Any breaking of the rules will result in denied entry to the venue or being asked to leave the premises. Club Bounce is an alcohol and drug-free zone and the proper authorities will be notified in the event of possession or being caught under the influence.

We encourage you to contact us at TeenLifePro@aol.com should you have any questions!

-Teen Life Productions

Several teens spoke at the DNA meeting on behalf of Club Bounce. One high school senior, bound for a full ride to Hampton next year, spoke passionately about the club providing an alternative for kids to the unsupervised drinking and partying until the wee hours. Another spoke of how she is involved in designing the props for the Jet Set Saturdays parties which have themes like Hollywood, South Beach, Athens, Milan, and Jamaica. For the responsible teens that don’t engage in the shenanigans being seen at Gallery Place the club is a positive thing. Unfortunately you can’t slice the pie up that way – the bad is coming with the good.

Mayor Fenty did unequivocally state that MPD and the fire marshall have told him this club is contributing a negative influence to the community. Hundreds of kids loitering on the streets after Bounce creates problems that have manifested themselves into very ugly incidents. If Bounce wants to survive they’ll need to do more to ensure the kids behave not only inside their club but also outside in the community between close and curfew. Can that be accomplished at these volumes (1000 kids)? Maybe. Maybe not.

UPDATE (10/15/2008 10AM): It’s worth noting that a similar teen club at AVENUE has recently opened and is also contributing to the issues.

Be the first to like.

> **What is required**
Please pick up the Club Bounce article where it ends and write what comes next.

(Document layout detection data)
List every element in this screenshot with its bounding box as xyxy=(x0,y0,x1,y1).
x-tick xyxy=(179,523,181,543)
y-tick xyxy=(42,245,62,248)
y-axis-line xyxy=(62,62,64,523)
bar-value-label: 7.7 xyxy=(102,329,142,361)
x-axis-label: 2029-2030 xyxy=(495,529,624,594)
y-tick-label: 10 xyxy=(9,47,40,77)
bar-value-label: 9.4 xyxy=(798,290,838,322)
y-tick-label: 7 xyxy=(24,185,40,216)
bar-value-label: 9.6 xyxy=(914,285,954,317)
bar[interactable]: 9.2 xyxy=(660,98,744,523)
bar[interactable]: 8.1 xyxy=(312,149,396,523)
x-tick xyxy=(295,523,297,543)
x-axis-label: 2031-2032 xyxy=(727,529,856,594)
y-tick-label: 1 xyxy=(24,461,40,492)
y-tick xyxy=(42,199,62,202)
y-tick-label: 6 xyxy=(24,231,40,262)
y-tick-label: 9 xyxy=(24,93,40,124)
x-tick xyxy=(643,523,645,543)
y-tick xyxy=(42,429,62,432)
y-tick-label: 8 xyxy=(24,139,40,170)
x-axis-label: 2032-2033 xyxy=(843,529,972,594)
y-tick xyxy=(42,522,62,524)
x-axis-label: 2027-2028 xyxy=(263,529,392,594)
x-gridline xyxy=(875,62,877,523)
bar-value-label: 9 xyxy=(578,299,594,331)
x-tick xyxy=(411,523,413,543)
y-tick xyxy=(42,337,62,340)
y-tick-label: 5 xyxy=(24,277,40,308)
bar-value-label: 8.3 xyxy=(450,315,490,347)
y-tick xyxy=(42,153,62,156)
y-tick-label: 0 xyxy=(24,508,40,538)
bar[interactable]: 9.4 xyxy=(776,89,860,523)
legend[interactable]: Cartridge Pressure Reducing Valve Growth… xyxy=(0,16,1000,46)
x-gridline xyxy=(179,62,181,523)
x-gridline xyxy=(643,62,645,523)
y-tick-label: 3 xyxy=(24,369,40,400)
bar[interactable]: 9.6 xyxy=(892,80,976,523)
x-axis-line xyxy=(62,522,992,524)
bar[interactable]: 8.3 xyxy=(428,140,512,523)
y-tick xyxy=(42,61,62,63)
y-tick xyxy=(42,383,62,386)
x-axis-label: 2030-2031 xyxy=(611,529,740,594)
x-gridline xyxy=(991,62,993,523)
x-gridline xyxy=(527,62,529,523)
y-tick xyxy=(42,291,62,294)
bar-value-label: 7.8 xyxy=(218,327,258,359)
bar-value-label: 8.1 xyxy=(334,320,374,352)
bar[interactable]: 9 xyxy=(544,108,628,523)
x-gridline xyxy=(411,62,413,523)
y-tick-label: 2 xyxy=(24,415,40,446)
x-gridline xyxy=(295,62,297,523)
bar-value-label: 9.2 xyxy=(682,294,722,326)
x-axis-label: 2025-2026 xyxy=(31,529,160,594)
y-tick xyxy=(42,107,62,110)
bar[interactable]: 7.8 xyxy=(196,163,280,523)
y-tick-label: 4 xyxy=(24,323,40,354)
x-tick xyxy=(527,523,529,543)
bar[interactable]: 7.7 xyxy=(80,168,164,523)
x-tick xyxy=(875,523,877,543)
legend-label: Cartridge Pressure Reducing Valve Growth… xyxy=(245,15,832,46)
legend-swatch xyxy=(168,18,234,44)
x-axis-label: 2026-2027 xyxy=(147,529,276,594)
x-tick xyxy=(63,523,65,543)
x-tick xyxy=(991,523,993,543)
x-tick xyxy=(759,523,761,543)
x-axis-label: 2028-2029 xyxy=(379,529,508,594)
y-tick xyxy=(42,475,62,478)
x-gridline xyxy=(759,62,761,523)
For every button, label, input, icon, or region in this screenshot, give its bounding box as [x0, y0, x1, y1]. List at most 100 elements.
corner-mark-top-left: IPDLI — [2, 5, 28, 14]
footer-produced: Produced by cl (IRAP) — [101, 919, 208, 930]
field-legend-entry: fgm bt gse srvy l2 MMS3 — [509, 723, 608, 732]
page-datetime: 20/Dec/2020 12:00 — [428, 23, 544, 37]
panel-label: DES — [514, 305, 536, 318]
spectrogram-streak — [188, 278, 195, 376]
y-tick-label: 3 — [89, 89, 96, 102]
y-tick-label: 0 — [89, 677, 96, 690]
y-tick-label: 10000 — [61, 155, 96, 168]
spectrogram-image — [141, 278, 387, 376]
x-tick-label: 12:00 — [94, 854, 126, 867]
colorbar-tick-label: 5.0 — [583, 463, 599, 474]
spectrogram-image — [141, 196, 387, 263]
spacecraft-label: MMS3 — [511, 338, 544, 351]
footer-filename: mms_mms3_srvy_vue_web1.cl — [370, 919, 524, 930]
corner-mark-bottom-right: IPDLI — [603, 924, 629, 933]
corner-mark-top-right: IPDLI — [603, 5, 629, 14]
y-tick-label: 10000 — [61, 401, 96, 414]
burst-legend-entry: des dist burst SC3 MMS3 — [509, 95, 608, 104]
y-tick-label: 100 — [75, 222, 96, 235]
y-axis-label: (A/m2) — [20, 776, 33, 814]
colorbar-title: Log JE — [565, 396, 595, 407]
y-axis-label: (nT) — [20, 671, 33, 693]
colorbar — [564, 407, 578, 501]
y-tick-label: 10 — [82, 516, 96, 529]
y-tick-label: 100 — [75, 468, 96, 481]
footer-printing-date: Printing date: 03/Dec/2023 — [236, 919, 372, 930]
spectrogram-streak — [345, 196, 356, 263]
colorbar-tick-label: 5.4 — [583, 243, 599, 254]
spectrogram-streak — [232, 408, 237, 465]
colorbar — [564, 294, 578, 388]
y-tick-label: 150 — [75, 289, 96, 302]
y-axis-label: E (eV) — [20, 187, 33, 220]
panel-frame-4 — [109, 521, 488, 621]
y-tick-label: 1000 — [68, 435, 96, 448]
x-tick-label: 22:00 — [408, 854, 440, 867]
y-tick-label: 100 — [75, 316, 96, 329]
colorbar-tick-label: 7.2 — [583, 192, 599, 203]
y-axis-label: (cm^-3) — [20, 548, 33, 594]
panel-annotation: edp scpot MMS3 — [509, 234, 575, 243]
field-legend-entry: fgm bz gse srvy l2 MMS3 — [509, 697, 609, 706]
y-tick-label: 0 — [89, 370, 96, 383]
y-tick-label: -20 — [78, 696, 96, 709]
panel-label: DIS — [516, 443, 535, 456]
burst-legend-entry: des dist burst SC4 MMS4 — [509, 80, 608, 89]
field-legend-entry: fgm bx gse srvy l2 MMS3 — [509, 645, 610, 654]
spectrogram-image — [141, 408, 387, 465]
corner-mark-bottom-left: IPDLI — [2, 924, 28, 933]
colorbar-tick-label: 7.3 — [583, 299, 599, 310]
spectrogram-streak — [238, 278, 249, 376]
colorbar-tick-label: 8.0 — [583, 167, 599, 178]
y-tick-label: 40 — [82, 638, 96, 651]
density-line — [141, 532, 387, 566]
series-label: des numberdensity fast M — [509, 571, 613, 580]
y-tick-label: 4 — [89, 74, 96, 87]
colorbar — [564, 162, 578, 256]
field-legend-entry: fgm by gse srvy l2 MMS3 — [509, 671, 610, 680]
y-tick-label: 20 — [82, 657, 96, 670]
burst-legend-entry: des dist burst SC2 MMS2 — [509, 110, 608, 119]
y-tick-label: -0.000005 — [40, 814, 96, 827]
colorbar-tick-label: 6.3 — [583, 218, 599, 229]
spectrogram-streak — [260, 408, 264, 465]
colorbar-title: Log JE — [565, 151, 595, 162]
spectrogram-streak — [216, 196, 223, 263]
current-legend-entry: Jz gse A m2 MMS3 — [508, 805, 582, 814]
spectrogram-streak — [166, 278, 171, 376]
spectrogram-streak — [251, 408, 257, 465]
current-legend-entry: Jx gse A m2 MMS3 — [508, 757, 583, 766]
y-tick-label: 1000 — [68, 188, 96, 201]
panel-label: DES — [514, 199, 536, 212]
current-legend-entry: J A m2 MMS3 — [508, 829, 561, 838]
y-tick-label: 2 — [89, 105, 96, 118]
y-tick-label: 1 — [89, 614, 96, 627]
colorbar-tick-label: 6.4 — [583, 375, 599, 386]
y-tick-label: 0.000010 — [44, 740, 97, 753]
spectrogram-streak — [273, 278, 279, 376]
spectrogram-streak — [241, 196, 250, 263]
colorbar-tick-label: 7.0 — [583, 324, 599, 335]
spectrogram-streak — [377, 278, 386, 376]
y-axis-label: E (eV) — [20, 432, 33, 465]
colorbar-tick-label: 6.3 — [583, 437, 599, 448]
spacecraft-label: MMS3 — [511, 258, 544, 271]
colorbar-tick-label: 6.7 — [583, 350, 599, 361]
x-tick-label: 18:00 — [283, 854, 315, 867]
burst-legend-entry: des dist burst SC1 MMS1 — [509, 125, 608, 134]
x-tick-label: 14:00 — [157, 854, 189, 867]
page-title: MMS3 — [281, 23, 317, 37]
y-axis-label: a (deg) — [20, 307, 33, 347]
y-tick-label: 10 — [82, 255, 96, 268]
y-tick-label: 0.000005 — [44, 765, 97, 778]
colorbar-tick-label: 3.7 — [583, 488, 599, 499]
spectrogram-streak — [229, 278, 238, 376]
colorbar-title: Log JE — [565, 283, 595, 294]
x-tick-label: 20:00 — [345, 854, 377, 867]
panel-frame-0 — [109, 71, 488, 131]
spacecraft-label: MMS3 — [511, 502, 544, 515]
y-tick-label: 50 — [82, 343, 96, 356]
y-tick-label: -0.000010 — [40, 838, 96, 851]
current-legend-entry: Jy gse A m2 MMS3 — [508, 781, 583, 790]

> **Output for this exercise**
Related Posts

SociBook del.icio.us Digg Facebook Google Yahoo Buzz StumbleUpon

Comments

  1. 1

    Anonymous says

    I had friends in from out of town, and it was embarrassing because I had hyped up that area of the city, and they were shocked by all the teens blocking up the sidewalks and making comments when we were trying to get through. I don’t remember it ever being like this before…

  2. 2

    Andrew Johnson says

    Teens create problems when they’re bored. I think we can all remember being teens and how quickly that boredom can set in.

    The central problem that Bounce is “contributing to” seems to be loitering on the street “between closing and curfew” and the numbers “1000+”. Allow more clubs like Avenue to open up and allow the clubs to be open until just before curfew. Sure, there may be a small perception of increase when the clubs first open, but gradually the crowds will thin themselves out across the available clubs.

    Remember, these teens will very soon be adult citizens. If we establish an adversarial relationship between them and society (especially the police) now, it will carry on through their adulthood.

  3. 3

    fourthandeye says

    Thanks for your comments. I see both sides of the coin. I lean towards the side that believes this is a serious problem that needs addressing. But I can also recall that I did some public shenanigans back in my teen years

    The stories in GP are escalated past anything we would have done as teens. Back in the day drive by moonings or startling pedestrians with fog horns were more the style than attempting to intimidate verbally or physically.

  4. 4

    Cozmot says

    First, kudos for an excellent recap of the meeting!

    I agree that this is a serious problem that needs to be addressed. This was the largest DNA ever, with standing room only. People living in the neighborhood don’t feel safe with this new development, many avoid 7th Street entirely (I do) and businesses are losing money. We’re all already having problems with property values and don’t need this.

    Fortunately, the mayor and our city councilmen get it. Fenty said more than once that this is unacceptable and would not be allowed to continue. I believe him; a lot is at stake.

    Finally, kudos to Miles Groves and the DNA. This is a community organization that got results. DNA got the mayor, three city councilmen, top police officials, the top fire official, DCRA and others together to address the community.

    Looking at the DNA web site (dcdna.org, then “About”), I see that only 13 condo buildings are members. If this doesn’t convince hold-outs to join, shame on them. They’re getting great benefits like this so should show their support.